---- Input for this task
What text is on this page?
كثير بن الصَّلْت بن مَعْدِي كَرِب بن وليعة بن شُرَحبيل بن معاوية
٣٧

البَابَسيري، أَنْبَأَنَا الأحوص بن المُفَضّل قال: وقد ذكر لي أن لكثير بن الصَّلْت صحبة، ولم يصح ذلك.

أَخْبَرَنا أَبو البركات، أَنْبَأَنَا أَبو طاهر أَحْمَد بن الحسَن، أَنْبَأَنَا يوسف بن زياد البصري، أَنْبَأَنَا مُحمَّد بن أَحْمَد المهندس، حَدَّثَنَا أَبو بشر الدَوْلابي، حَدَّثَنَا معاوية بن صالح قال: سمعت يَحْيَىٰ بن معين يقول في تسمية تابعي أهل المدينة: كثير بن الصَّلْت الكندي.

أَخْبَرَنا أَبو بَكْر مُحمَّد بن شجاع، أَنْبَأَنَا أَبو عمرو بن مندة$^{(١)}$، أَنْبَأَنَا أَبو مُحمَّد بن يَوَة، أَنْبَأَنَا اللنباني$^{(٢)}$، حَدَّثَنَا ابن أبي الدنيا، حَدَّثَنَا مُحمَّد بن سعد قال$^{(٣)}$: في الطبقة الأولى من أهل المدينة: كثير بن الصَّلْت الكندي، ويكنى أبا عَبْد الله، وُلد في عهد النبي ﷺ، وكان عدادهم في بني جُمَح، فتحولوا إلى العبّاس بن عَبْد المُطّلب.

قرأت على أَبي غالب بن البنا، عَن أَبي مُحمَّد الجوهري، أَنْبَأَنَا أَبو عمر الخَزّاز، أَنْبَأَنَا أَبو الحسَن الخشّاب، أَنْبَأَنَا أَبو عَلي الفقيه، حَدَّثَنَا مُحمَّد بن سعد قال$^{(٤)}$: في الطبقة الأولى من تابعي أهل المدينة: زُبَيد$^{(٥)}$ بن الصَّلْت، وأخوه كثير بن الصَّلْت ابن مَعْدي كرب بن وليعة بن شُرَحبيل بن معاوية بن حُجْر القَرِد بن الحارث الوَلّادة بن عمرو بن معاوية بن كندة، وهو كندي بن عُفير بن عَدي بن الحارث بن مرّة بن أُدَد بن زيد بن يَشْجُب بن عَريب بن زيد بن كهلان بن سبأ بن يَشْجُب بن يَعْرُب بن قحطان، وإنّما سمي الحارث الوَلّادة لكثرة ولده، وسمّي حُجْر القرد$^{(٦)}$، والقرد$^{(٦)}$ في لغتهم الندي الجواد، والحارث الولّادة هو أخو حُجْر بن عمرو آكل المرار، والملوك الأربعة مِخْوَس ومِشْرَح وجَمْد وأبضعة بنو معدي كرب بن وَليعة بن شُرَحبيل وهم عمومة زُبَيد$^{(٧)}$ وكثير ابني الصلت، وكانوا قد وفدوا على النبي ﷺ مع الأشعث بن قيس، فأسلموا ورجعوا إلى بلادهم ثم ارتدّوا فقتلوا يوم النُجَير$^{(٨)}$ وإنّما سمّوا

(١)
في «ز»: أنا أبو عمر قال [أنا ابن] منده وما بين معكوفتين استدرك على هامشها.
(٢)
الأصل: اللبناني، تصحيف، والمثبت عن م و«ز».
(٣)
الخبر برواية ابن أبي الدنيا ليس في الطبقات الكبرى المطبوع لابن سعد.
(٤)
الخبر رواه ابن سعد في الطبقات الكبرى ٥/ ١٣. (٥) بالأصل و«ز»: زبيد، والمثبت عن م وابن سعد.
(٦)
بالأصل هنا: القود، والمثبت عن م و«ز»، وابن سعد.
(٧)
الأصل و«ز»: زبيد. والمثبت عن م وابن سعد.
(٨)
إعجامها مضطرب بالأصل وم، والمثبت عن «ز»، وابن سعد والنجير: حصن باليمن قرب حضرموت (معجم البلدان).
--------
- [Task statement] Report the number of lines in the listing where the string "المدينة" appears, and nothing besides.

- [Worked answer] 3